>> BEGIN

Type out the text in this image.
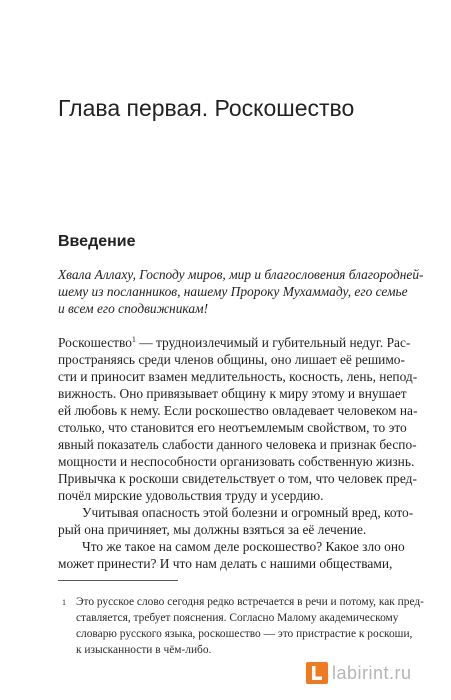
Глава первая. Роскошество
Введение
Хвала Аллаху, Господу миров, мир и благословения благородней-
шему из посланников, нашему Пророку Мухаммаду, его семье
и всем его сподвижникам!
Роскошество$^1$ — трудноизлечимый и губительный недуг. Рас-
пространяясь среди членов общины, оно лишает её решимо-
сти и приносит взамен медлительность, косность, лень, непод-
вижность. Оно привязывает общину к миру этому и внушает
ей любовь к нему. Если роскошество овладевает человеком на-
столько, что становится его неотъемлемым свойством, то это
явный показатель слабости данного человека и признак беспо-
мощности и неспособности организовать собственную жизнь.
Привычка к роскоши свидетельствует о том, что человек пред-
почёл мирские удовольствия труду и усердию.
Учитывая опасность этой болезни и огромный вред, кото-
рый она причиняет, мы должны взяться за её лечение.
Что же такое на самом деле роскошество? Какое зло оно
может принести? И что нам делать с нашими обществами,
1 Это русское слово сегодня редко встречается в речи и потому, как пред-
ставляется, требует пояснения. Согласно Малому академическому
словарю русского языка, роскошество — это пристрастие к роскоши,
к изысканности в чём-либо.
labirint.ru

>> END

Work to do: Exactly as written, return every line of the listing, but not the pictures.

Solution:
Type out the text in this image.
Глава первая. Роскошество
Введение
Хвала Аллаху, Господу миров, мир и благословения благородней-
шему из посланников, нашему Пророку Мухаммаду, его семье
и всем его сподвижникам!
Роскошество$^1$ — трудноизлечимый и губительный недуг. Рас-
пространяясь среди членов общины, оно лишает её решимо-
сти и приносит взамен медлительность, косность, лень, непод-
вижность. Оно привязывает общину к миру этому и внушает
ей любовь к нему. Если роскошество овладевает человеком на-
столько, что становится его неотъемлемым свойством, то это
явный показатель слабости данного человека и признак беспо-
мощности и неспособности организовать собственную жизнь.
Привычка к роскоши свидетельствует о том, что человек пред-
почёл мирские удовольствия труду и усердию.
Учитывая опасность этой болезни и огромный вред, кото-
рый она причиняет, мы должны взяться за её лечение.
Что же такое на самом деле роскошество? Какое зло оно
может принести? И что нам делать с нашими обществами,
1 Это русское слово сегодня редко встречается в речи и потому, как пред-
ставляется, требует пояснения. Согласно Малому академическому
словарю русского языка, роскошество — это пристрастие к роскоши,
к изысканности в чём-либо.
labirint.ru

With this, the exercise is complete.